DESCRIPTION OF THE TASK ::
Gather all lines from the material that contain the word "Sergel".

STORED RECORDS ::
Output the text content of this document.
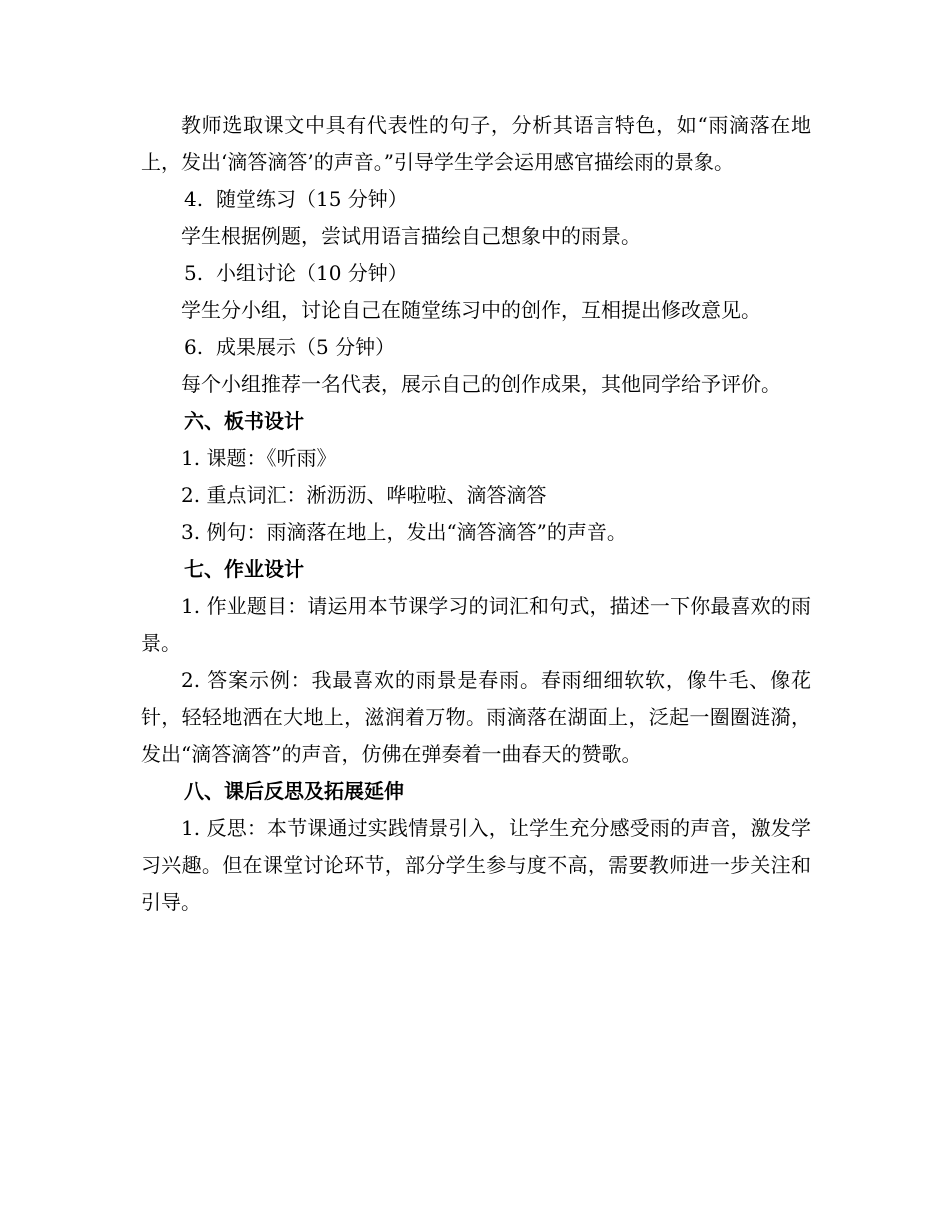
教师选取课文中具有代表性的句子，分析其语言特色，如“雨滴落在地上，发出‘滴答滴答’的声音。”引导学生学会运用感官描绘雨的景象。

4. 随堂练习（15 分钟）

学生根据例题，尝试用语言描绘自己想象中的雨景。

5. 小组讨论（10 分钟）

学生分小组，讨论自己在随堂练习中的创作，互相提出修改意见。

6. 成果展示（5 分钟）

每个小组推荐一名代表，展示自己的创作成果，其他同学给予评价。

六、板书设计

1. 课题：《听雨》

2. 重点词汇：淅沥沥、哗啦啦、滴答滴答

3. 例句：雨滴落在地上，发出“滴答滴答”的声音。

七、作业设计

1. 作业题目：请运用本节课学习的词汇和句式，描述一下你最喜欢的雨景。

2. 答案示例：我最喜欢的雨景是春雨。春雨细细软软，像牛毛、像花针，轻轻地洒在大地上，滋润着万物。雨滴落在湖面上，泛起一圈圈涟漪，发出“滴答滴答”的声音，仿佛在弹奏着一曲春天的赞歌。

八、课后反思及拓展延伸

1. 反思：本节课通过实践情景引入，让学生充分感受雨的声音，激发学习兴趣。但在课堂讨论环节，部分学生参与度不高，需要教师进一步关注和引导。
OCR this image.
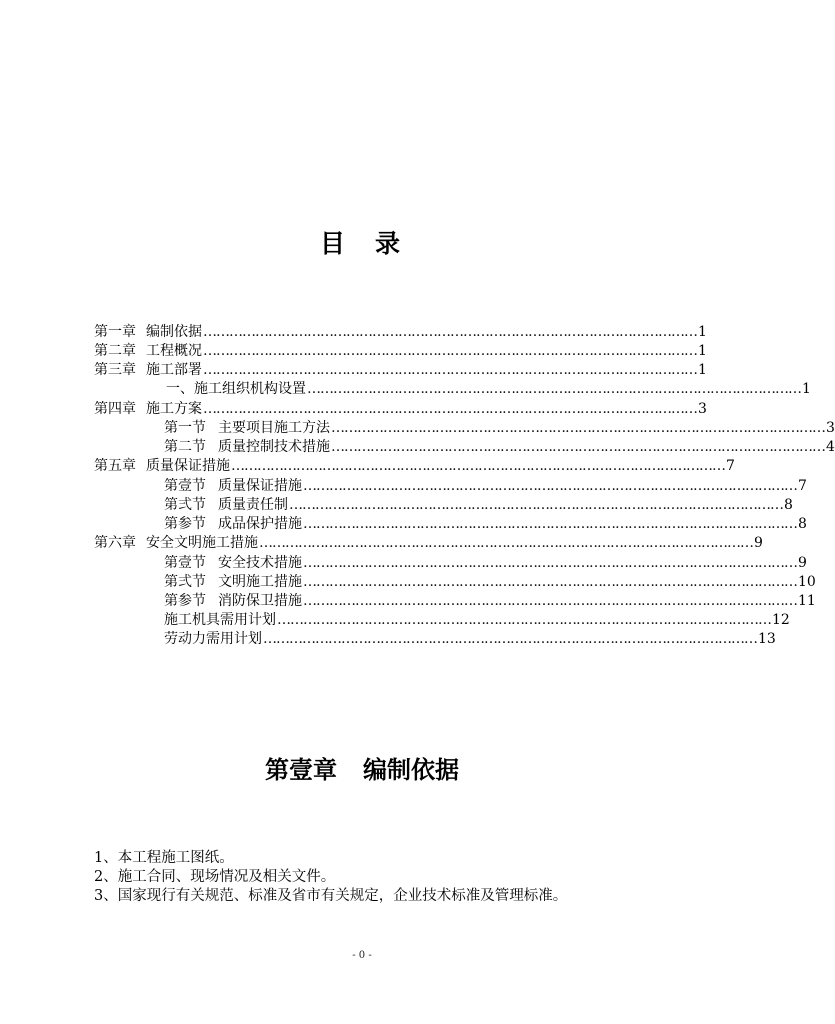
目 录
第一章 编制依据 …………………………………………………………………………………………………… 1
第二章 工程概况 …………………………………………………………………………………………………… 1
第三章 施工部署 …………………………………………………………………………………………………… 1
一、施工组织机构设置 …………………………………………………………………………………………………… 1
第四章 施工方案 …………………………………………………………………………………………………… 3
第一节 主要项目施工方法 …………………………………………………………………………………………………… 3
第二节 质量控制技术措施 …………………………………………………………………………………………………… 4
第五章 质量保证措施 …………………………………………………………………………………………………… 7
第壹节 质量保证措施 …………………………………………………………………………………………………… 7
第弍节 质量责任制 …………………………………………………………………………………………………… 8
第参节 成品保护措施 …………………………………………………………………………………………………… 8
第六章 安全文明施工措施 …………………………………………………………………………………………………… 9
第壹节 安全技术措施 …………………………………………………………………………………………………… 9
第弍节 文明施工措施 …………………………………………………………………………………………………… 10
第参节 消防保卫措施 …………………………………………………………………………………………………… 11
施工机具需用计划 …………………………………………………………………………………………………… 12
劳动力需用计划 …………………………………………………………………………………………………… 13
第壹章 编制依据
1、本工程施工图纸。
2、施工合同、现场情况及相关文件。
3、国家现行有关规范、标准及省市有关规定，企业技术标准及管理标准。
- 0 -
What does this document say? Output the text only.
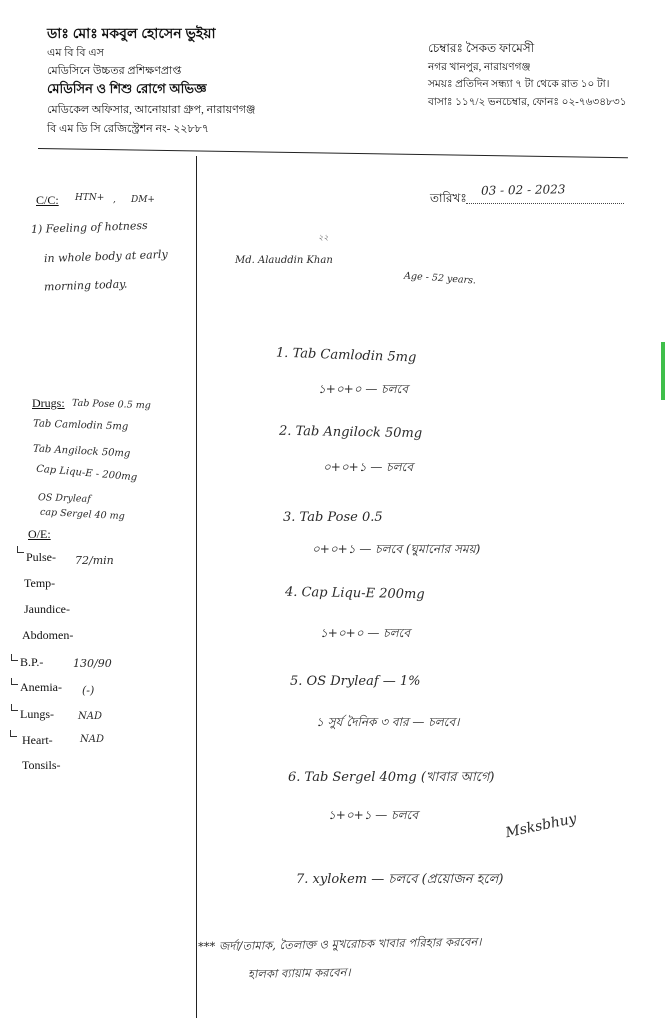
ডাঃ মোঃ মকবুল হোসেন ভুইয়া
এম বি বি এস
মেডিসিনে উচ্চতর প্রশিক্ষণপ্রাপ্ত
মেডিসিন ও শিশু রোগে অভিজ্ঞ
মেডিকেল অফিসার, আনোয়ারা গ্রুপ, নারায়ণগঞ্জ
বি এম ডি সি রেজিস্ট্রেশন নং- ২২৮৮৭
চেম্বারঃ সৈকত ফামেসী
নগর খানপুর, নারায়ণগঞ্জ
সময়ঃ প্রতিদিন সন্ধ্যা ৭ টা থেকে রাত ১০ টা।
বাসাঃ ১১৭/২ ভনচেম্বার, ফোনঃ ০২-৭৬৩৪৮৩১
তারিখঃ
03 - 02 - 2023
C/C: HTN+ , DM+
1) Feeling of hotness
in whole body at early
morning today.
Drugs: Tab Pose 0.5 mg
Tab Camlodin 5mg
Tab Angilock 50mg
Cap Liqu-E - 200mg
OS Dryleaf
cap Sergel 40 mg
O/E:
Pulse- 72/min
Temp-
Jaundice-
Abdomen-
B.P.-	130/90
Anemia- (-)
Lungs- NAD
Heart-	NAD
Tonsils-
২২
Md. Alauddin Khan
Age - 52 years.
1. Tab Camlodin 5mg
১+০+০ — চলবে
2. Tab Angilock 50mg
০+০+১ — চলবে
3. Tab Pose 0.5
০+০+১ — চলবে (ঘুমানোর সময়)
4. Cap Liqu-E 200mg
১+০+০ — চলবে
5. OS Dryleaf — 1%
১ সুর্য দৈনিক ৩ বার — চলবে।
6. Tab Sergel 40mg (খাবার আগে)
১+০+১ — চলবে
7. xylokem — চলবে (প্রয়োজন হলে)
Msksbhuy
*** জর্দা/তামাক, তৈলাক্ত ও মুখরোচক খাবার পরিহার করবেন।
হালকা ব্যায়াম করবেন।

TASK SOLUTION ::
cap Sergel 40 mg
6. Tab Sergel 40mg (খাবার আগে)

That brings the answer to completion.